Records from a data source:
==============================
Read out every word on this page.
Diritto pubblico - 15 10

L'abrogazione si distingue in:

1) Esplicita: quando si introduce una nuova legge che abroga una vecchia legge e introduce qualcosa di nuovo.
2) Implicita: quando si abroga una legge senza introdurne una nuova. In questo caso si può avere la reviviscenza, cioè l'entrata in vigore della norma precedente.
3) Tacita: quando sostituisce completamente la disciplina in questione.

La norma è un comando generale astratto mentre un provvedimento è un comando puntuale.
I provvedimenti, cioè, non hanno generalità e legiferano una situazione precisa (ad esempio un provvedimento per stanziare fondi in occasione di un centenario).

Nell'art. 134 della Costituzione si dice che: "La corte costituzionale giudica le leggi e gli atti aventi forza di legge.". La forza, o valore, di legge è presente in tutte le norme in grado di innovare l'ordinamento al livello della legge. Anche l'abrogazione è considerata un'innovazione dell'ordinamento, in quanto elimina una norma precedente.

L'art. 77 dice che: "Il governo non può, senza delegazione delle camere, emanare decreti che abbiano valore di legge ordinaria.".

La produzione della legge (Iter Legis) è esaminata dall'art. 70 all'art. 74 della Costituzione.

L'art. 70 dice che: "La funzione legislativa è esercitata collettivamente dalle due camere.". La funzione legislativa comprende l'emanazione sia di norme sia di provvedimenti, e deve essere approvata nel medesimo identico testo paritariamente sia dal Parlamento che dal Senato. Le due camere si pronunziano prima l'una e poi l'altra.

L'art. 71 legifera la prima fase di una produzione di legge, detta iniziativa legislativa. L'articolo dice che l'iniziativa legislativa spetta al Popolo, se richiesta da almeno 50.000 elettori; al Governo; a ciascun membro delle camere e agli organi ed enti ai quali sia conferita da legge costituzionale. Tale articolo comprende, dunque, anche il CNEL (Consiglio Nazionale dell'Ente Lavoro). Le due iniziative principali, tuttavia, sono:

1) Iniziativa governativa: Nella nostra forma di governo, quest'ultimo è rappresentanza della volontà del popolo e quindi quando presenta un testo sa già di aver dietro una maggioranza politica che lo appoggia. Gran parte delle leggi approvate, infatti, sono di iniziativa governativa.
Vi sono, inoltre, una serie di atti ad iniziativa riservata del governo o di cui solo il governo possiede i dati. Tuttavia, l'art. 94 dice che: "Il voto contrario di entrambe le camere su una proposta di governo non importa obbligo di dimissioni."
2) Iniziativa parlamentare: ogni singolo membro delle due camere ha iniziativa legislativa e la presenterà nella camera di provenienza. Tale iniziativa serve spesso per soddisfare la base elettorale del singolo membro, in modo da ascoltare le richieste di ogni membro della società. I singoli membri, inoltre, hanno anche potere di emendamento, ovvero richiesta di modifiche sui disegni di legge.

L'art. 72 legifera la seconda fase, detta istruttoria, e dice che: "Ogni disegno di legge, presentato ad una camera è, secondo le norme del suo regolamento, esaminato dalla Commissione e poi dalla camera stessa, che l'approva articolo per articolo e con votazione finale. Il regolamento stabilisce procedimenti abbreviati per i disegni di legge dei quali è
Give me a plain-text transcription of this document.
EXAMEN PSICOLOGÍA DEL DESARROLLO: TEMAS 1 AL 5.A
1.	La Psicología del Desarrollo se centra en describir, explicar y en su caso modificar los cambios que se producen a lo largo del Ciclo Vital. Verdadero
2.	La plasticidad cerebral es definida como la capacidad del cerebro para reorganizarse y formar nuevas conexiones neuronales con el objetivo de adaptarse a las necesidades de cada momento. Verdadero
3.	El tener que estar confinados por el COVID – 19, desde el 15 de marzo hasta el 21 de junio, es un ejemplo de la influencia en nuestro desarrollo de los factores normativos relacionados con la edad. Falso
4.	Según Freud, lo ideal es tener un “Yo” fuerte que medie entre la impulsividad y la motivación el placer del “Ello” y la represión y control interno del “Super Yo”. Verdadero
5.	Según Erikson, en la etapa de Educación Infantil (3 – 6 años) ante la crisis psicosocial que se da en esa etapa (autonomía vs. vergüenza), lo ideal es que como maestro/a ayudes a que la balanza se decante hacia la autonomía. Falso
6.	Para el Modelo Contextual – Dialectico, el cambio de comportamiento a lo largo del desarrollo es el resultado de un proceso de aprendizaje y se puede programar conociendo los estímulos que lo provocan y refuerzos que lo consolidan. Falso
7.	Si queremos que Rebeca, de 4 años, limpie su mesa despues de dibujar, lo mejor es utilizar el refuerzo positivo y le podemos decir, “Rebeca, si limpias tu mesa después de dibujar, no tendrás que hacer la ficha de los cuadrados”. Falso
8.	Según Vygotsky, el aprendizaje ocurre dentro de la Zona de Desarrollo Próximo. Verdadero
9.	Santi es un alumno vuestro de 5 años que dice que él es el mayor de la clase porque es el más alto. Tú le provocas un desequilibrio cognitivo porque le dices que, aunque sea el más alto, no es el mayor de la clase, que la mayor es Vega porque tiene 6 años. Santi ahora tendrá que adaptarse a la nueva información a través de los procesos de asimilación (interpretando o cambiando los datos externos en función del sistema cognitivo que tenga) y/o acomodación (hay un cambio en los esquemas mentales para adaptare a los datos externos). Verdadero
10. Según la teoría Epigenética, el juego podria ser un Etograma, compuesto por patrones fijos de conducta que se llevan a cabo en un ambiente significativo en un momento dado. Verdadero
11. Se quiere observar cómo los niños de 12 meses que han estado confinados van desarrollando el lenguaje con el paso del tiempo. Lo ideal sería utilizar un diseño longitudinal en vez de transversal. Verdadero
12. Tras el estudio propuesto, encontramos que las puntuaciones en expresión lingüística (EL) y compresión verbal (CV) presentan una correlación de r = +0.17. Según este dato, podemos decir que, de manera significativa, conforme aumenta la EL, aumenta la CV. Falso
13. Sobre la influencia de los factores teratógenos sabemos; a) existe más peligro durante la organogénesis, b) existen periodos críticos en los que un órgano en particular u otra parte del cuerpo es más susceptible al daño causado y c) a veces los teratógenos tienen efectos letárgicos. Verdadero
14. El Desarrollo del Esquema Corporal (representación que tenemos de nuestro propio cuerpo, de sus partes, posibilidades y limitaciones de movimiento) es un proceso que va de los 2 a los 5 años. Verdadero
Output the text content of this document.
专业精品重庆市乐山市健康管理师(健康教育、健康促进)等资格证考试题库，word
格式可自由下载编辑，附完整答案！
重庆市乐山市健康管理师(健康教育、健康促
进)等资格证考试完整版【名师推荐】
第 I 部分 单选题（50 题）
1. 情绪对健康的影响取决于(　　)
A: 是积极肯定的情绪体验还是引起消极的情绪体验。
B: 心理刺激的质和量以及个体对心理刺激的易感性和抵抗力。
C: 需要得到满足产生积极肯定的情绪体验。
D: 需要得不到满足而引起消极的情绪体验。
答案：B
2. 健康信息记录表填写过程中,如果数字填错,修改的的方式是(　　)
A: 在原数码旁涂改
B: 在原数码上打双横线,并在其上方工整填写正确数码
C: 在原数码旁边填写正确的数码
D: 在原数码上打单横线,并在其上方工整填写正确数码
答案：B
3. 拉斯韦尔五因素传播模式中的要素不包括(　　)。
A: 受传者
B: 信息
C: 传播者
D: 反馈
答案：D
==============================
The problem: Where does the word "factores" appear in the listing? List each line that holds it.

Worked answer:
3.	El tener que estar confinados por el COVID – 19, desde el 15 de marzo hasta el 21 de junio, es un ejemplo de la influencia en nuestro desarrollo de los factores normativos relacionados con la edad. Falso
13. Sobre la influencia de los factores teratógenos sabemos; a) existe más peligro durante la organogénesis, b) existen periodos críticos en los que un órgano en particular u otra parte del cuerpo es más susceptible al daño causado y c) a veces los teratógenos tienen efectos letárgicos. Verdadero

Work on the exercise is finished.